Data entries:
- - -

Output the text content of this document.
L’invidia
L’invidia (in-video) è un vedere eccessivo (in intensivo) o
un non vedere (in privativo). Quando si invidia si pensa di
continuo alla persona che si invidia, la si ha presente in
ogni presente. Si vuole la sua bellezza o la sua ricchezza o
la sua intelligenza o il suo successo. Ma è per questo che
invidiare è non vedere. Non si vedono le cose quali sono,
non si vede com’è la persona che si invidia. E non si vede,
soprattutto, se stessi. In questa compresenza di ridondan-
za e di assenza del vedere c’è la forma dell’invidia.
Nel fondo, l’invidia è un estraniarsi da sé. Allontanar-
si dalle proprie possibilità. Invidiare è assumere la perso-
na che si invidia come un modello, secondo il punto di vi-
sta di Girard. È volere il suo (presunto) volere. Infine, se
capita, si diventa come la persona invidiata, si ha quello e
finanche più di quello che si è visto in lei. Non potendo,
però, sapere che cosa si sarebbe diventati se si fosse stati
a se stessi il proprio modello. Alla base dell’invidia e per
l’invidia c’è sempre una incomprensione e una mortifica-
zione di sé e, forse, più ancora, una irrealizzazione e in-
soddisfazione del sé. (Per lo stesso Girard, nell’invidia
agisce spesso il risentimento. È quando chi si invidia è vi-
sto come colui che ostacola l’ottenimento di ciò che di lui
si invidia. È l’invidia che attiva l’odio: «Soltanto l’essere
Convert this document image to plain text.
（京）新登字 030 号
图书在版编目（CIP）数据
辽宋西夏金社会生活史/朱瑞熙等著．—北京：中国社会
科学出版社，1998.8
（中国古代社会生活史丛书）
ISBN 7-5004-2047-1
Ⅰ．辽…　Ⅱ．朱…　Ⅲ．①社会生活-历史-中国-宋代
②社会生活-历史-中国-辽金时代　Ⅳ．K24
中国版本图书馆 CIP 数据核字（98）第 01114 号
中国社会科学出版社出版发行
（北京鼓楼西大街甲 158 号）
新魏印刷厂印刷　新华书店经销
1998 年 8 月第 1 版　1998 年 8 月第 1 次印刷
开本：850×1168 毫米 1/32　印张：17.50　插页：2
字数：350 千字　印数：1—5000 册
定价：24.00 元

- - -

* [Your task]
Your task is to reproduce, exactly and exclusively, the lines from the one holding "Convert this document image to plain text." through the final line of the listing.

* [Finished exercise]
Convert this document image to plain text.
（京）新登字 030 号
图书在版编目（CIP）数据
辽宋西夏金社会生活史/朱瑞熙等著．—北京：中国社会
科学出版社，1998.8
（中国古代社会生活史丛书）
ISBN 7-5004-2047-1
Ⅰ．辽…　Ⅱ．朱…　Ⅲ．①社会生活-历史-中国-宋代
②社会生活-历史-中国-辽金时代　Ⅳ．K24
中国版本图书馆 CIP 数据核字（98）第 01114 号
中国社会科学出版社出版发行
（北京鼓楼西大街甲 158 号）
新魏印刷厂印刷　新华书店经销
1998 年 8 月第 1 版　1998 年 8 月第 1 次印刷
开本：850×1168 毫米 1/32　印张：17.50　插页：2
字数：350 千字　印数：1—5000 册
定价：24.00 元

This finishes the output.